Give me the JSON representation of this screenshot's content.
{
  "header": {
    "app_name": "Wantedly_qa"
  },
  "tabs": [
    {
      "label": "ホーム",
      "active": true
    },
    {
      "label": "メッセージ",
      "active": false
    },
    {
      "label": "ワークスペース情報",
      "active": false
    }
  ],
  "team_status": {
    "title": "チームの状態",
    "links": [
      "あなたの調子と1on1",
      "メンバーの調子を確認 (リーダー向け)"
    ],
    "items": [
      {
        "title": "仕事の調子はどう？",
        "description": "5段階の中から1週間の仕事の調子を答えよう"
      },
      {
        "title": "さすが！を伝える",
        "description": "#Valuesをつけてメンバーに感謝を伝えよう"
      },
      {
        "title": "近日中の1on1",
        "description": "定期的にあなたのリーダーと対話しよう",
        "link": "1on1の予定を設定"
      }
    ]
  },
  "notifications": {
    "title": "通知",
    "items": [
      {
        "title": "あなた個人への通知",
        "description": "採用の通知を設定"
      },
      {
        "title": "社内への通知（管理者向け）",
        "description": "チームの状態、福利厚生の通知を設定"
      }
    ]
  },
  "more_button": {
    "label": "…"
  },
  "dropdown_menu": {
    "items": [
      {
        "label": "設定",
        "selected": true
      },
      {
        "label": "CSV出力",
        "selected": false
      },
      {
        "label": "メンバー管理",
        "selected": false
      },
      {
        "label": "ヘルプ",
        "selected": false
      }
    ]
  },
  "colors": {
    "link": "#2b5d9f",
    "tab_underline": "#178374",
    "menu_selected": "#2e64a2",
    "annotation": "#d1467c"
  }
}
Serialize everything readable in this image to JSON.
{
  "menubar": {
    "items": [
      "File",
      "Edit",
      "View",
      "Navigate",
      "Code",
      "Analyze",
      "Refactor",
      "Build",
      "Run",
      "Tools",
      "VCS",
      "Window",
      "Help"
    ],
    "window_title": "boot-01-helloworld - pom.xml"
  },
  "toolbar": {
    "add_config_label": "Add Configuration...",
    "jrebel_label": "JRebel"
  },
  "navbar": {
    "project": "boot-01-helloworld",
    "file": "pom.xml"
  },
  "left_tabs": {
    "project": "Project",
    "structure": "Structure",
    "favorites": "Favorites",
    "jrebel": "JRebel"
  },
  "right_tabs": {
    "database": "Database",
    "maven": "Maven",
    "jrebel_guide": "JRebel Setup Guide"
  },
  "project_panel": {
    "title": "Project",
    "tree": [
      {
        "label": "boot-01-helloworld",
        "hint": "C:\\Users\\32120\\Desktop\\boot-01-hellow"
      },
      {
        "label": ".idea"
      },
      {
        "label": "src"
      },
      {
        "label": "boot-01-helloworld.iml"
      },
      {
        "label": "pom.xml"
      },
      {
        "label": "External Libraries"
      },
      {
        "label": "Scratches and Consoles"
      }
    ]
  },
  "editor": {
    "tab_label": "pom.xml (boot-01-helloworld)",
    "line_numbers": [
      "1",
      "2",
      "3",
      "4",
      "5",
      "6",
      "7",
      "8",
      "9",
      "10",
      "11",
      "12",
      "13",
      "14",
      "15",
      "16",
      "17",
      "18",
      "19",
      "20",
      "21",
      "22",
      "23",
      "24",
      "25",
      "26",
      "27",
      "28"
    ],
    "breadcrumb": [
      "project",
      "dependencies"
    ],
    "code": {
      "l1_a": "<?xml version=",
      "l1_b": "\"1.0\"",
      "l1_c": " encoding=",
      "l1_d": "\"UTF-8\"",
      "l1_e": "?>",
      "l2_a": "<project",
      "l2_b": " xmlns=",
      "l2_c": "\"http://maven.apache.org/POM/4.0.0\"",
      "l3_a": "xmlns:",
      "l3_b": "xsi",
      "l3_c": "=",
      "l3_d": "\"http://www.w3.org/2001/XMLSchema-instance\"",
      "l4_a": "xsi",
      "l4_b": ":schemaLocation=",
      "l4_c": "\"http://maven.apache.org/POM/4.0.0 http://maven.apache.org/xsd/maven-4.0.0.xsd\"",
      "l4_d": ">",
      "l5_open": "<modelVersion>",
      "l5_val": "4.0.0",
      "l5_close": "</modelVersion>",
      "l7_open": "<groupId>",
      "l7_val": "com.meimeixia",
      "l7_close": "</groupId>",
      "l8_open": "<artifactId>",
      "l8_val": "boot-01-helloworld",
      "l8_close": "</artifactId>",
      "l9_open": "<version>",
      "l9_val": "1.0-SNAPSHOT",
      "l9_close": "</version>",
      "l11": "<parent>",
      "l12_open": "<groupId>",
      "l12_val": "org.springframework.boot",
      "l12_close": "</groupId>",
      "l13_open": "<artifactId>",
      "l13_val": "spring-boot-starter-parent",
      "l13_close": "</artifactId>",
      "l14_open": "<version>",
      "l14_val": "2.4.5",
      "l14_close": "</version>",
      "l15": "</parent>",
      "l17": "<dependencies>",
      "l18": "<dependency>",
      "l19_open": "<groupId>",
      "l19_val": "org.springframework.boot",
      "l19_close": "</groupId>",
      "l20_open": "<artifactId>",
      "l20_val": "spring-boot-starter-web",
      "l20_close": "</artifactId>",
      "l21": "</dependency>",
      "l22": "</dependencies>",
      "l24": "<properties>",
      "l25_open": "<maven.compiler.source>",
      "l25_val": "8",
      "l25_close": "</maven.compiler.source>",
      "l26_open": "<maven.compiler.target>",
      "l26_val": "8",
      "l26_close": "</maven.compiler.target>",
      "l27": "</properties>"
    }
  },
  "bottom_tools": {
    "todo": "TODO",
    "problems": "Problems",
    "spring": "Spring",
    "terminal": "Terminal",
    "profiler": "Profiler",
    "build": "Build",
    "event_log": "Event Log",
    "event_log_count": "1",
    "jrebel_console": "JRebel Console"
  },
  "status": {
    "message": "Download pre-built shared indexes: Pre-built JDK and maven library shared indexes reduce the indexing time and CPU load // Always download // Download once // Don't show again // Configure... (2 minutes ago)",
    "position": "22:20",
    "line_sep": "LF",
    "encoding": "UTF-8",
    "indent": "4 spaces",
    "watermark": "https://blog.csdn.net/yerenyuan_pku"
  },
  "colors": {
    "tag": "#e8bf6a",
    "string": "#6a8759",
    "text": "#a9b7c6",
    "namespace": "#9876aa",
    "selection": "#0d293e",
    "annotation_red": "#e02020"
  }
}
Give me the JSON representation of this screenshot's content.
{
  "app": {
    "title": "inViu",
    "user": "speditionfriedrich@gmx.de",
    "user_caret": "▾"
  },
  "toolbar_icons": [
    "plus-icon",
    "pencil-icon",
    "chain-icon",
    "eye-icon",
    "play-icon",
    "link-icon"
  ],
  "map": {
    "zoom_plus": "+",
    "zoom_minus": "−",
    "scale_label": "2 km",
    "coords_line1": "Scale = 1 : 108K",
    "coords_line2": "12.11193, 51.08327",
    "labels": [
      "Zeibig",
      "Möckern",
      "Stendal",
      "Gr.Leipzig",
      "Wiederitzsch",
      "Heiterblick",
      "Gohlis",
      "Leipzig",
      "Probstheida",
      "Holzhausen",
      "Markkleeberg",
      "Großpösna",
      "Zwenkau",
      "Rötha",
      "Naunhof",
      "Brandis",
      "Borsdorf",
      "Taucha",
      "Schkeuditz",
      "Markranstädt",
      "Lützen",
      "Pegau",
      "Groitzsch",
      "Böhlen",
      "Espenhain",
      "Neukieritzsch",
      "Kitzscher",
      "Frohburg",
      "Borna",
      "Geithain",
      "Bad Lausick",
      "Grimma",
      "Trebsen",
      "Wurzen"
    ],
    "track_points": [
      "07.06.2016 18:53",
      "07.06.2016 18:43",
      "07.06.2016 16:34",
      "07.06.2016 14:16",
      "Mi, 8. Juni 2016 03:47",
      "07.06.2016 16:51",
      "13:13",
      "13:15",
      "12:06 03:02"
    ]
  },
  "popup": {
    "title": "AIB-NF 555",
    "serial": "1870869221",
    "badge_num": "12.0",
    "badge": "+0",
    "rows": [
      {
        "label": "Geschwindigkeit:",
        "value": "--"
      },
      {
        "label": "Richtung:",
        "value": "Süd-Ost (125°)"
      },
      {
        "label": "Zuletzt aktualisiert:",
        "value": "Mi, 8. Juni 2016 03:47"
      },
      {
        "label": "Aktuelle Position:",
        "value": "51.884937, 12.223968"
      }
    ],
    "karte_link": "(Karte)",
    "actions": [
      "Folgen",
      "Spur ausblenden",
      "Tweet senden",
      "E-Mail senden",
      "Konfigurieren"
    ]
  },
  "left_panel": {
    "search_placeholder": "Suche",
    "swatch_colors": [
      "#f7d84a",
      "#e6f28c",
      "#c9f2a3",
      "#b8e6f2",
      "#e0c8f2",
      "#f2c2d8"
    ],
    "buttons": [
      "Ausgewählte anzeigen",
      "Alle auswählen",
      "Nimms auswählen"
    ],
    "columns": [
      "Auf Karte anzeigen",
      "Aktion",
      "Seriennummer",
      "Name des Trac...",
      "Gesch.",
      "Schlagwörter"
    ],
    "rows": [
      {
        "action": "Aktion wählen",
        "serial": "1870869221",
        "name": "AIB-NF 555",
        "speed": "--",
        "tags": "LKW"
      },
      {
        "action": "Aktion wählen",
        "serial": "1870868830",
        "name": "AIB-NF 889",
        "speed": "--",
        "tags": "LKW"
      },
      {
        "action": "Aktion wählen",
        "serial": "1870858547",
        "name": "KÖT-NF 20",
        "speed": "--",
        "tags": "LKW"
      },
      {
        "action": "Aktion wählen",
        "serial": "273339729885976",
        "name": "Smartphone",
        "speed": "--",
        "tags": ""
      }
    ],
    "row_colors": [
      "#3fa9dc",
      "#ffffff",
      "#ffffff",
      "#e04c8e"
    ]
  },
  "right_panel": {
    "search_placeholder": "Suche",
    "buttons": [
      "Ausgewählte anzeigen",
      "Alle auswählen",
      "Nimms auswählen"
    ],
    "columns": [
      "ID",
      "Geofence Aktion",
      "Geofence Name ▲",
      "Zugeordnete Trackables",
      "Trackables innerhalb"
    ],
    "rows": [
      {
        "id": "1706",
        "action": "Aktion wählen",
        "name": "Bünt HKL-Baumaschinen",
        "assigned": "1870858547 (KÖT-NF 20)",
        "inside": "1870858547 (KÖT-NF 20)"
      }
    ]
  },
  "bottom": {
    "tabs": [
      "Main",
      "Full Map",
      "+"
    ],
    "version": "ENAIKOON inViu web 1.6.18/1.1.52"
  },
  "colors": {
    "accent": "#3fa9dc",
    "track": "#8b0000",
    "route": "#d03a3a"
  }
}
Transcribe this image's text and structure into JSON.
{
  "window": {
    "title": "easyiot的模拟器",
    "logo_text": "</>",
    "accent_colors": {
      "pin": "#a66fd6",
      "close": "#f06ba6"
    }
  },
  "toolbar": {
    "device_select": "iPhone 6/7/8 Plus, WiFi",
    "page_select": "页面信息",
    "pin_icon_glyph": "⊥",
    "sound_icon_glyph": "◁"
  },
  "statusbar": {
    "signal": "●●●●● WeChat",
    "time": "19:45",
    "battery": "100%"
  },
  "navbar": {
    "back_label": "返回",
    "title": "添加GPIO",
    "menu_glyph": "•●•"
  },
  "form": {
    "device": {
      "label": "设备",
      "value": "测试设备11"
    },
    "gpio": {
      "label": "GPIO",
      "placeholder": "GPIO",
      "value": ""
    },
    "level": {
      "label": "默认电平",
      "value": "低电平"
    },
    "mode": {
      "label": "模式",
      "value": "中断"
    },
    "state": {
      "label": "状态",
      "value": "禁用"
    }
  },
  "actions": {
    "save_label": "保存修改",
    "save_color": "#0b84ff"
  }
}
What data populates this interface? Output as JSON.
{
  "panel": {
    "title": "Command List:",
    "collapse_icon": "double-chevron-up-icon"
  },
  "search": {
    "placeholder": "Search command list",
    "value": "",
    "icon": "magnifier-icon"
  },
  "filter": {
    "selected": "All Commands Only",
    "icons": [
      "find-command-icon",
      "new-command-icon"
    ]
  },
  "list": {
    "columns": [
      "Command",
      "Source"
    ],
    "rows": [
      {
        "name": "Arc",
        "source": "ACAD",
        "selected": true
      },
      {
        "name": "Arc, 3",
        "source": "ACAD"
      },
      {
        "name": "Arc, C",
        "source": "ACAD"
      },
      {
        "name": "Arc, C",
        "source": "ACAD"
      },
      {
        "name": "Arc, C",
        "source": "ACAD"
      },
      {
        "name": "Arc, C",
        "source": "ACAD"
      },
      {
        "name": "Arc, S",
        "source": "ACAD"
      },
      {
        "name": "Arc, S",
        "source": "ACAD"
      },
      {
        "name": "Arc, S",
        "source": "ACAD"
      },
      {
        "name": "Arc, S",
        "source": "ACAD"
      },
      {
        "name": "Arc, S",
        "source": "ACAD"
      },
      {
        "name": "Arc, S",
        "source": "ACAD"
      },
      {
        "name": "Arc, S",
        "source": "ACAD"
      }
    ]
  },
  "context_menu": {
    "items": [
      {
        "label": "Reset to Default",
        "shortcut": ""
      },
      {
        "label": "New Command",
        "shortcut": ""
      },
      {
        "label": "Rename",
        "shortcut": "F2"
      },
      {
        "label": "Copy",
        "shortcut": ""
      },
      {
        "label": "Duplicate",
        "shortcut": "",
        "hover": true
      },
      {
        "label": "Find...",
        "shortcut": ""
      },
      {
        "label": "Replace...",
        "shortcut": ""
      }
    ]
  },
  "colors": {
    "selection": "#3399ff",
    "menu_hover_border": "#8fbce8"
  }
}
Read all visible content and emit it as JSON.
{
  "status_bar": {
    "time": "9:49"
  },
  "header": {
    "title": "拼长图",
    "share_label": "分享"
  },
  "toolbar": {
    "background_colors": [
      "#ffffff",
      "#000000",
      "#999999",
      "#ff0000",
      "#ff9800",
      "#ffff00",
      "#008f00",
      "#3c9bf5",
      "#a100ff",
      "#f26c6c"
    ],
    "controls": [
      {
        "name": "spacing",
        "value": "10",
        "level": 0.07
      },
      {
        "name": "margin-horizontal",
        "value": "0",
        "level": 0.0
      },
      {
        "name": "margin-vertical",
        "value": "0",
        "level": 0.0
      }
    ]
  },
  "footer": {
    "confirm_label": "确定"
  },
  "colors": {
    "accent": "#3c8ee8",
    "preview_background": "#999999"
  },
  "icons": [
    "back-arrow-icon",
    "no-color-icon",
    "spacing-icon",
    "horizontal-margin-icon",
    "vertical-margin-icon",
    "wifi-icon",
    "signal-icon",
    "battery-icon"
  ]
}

-*-*-

* Required work *
Count the lines of the listing above that include the word "target" and state the total with nothing else.

* Exercise response *
2